§ **Dataset entries**
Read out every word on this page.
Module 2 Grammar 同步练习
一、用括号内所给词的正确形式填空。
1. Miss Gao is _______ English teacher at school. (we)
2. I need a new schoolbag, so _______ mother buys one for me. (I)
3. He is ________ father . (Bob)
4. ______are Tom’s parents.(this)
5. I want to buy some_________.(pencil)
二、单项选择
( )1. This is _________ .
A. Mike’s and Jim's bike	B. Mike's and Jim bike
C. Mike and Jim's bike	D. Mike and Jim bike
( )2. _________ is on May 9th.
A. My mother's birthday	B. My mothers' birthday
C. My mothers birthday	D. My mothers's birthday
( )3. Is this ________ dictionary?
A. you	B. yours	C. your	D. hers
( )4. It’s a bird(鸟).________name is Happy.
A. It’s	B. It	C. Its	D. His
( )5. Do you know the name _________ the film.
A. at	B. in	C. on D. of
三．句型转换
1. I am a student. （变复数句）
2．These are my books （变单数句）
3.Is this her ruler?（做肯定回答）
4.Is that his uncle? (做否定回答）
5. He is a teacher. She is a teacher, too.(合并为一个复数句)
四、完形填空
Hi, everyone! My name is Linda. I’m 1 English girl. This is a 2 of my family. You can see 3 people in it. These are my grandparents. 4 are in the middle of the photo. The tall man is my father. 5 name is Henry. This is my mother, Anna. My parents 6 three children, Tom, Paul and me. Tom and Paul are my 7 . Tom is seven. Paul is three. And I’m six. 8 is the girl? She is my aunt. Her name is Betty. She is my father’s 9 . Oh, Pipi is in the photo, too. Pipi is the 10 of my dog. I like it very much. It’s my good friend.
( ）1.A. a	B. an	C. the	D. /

§ **Work to do**
In how many lines does the word "teacher" appear? Respond with the number alone.

§ **Right answer**
2